Each entry must be reproduced precisely as it stands.

#### [ITEMS]
++++++++
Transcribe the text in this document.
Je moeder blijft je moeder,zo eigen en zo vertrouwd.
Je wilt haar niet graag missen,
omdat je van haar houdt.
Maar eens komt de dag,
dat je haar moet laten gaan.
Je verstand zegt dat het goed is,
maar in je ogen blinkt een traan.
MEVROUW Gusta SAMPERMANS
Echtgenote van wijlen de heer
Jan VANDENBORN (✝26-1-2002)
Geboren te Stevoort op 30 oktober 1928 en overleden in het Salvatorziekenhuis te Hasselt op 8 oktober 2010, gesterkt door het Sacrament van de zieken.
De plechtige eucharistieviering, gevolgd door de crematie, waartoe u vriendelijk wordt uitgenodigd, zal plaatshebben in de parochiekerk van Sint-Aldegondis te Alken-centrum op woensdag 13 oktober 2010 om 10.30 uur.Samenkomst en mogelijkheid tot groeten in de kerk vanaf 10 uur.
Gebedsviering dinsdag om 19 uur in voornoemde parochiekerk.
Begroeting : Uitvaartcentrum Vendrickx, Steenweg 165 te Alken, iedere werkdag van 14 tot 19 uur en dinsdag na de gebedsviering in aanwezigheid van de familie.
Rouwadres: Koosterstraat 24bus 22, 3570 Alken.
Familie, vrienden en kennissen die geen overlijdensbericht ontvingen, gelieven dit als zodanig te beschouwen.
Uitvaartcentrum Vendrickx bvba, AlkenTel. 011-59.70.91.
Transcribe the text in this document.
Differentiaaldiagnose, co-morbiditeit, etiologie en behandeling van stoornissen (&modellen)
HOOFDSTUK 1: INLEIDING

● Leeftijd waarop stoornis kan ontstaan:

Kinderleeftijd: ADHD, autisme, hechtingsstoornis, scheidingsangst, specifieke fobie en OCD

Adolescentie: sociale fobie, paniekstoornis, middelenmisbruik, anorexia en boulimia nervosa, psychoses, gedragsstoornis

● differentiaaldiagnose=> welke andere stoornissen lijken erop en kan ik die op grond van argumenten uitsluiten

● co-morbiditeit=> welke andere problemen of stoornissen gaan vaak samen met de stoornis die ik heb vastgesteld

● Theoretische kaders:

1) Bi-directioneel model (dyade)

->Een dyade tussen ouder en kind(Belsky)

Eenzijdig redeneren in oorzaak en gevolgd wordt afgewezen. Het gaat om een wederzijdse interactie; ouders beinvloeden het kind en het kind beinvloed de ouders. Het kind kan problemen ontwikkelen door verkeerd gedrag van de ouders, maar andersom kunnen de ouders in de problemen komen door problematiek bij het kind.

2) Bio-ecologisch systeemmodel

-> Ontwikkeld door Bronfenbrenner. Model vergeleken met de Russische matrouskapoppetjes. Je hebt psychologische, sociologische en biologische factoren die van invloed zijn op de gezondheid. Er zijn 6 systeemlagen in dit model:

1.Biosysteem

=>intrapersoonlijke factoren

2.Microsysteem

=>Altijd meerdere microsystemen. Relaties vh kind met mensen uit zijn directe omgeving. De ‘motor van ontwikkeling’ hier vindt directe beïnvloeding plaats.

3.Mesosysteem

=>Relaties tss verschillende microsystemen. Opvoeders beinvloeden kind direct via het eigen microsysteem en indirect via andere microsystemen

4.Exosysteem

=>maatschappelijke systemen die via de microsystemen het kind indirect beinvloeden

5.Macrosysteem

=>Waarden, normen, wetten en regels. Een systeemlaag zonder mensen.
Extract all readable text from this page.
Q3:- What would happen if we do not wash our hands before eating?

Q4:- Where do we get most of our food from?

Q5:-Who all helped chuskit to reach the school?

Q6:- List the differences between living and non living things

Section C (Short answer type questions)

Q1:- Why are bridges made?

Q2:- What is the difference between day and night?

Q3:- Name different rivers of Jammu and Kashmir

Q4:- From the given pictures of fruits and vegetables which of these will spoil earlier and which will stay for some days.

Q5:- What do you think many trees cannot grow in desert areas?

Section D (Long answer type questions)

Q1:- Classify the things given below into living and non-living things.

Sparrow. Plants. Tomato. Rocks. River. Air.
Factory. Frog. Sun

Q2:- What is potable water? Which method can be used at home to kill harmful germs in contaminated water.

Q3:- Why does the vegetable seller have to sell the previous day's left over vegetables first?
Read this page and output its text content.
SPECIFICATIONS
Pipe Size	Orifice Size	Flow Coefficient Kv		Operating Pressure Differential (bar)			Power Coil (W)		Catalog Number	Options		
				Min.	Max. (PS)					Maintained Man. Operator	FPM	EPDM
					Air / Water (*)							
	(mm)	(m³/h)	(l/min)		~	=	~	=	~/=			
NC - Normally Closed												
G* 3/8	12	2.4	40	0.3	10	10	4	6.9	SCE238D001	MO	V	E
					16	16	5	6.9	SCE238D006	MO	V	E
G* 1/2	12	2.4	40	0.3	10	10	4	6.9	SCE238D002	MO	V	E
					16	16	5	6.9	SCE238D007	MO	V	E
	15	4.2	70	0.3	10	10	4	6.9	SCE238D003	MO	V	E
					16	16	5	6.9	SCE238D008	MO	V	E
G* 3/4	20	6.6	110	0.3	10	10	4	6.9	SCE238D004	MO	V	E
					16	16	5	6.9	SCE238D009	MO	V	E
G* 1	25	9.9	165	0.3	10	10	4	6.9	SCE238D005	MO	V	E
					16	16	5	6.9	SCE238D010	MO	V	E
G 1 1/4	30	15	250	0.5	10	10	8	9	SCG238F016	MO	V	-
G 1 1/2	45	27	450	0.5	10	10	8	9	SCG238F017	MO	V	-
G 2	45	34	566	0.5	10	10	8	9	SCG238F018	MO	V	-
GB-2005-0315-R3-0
++++++++
#### [CORRECT ANSWER]
Transcribe the text in this document.
Je moeder blijft je moeder,zo eigen en zo vertrouwd.
Je wilt haar niet graag missen,
omdat je van haar houdt.
Maar eens komt de dag,
dat je haar moet laten gaan.
Je verstand zegt dat het goed is,
maar in je ogen blinkt een traan.
MEVROUW Gusta SAMPERMANS
Echtgenote van wijlen de heer
Jan VANDENBORN (✝26-1-2002)
Geboren te Stevoort op 30 oktober 1928 en overleden in het Salvatorziekenhuis te Hasselt op 8 oktober 2010, gesterkt door het Sacrament van de zieken.
De plechtige eucharistieviering, gevolgd door de crematie, waartoe u vriendelijk wordt uitgenodigd, zal plaatshebben in de parochiekerk van Sint-Aldegondis te Alken-centrum op woensdag 13 oktober 2010 om 10.30 uur.Samenkomst en mogelijkheid tot groeten in de kerk vanaf 10 uur.
Gebedsviering dinsdag om 19 uur in voornoemde parochiekerk.
Begroeting : Uitvaartcentrum Vendrickx, Steenweg 165 te Alken, iedere werkdag van 14 tot 19 uur en dinsdag na de gebedsviering in aanwezigheid van de familie.
Rouwadres: Koosterstraat 24bus 22, 3570 Alken.
Familie, vrienden en kennissen die geen overlijdensbericht ontvingen, gelieven dit als zodanig te beschouwen.
Uitvaartcentrum Vendrickx bvba, AlkenTel. 011-59.70.91.
Transcribe the text in this document.
Differentiaaldiagnose, co-morbiditeit, etiologie en behandeling van stoornissen (&modellen)
HOOFDSTUK 1: INLEIDING

● Leeftijd waarop stoornis kan ontstaan:

Kinderleeftijd: ADHD, autisme, hechtingsstoornis, scheidingsangst, specifieke fobie en OCD

Adolescentie: sociale fobie, paniekstoornis, middelenmisbruik, anorexia en boulimia nervosa, psychoses, gedragsstoornis

● differentiaaldiagnose=> welke andere stoornissen lijken erop en kan ik die op grond van argumenten uitsluiten

● co-morbiditeit=> welke andere problemen of stoornissen gaan vaak samen met de stoornis die ik heb vastgesteld

● Theoretische kaders:

1) Bi-directioneel model (dyade)

->Een dyade tussen ouder en kind(Belsky)

Eenzijdig redeneren in oorzaak en gevolgd wordt afgewezen. Het gaat om een wederzijdse interactie; ouders beinvloeden het kind en het kind beinvloed de ouders. Het kind kan problemen ontwikkelen door verkeerd gedrag van de ouders, maar andersom kunnen de ouders in de problemen komen door problematiek bij het kind.

2) Bio-ecologisch systeemmodel

-> Ontwikkeld door Bronfenbrenner. Model vergeleken met de Russische matrouskapoppetjes. Je hebt psychologische, sociologische en biologische factoren die van invloed zijn op de gezondheid. Er zijn 6 systeemlagen in dit model:

1.Biosysteem

=>intrapersoonlijke factoren

2.Microsysteem

=>Altijd meerdere microsystemen. Relaties vh kind met mensen uit zijn directe omgeving. De ‘motor van ontwikkeling’ hier vindt directe beïnvloeding plaats.

3.Mesosysteem

=>Relaties tss verschillende microsystemen. Opvoeders beinvloeden kind direct via het eigen microsysteem en indirect via andere microsystemen

4.Exosysteem

=>maatschappelijke systemen die via de microsystemen het kind indirect beinvloeden

5.Macrosysteem

=>Waarden, normen, wetten en regels. Een systeemlaag zonder mensen.
Extract all readable text from this page.
Q3:- What would happen if we do not wash our hands before eating?

Q4:- Where do we get most of our food from?

Q5:-Who all helped chuskit to reach the school?

Q6:- List the differences between living and non living things

Section C (Short answer type questions)

Q1:- Why are bridges made?

Q2:- What is the difference between day and night?

Q3:- Name different rivers of Jammu and Kashmir

Q4:- From the given pictures of fruits and vegetables which of these will spoil earlier and which will stay for some days.

Q5:- What do you think many trees cannot grow in desert areas?

Section D (Long answer type questions)

Q1:- Classify the things given below into living and non-living things.

Sparrow. Plants. Tomato. Rocks. River. Air.
Factory. Frog. Sun

Q2:- What is potable water? Which method can be used at home to kill harmful germs in contaminated water.

Q3:- Why does the vegetable seller have to sell the previous day's left over vegetables first?
Read this page and output its text content.
SPECIFICATIONS
Pipe Size	Orifice Size	Flow Coefficient Kv		Operating Pressure Differential (bar)			Power Coil (W)		Catalog Number	Options		
				Min.	Max. (PS)					Maintained Man. Operator	FPM	EPDM
					Air / Water (*)							
	(mm)	(m³/h)	(l/min)		~	=	~	=	~/=			
NC - Normally Closed												
G* 3/8	12	2.4	40	0.3	10	10	4	6.9	SCE238D001	MO	V	E
					16	16	5	6.9	SCE238D006	MO	V	E
G* 1/2	12	2.4	40	0.3	10	10	4	6.9	SCE238D002	MO	V	E
					16	16	5	6.9	SCE238D007	MO	V	E
	15	4.2	70	0.3	10	10	4	6.9	SCE238D003	MO	V	E
					16	16	5	6.9	SCE238D008	MO	V	E
G* 3/4	20	6.6	110	0.3	10	10	4	6.9	SCE238D004	MO	V	E
					16	16	5	6.9	SCE238D009	MO	V	E
G* 1	25	9.9	165	0.3	10	10	4	6.9	SCE238D005	MO	V	E
					16	16	5	6.9	SCE238D010	MO	V	E
G 1 1/4	30	15	250	0.5	10	10	8	9	SCG238F016	MO	V	-
G 1 1/2	45	27	450	0.5	10	10	8	9	SCG238F017	MO	V	-
G 2	45	34	566	0.5	10	10	8	9	SCG238F018	MO	V	-
GB-2005-0315-R3-0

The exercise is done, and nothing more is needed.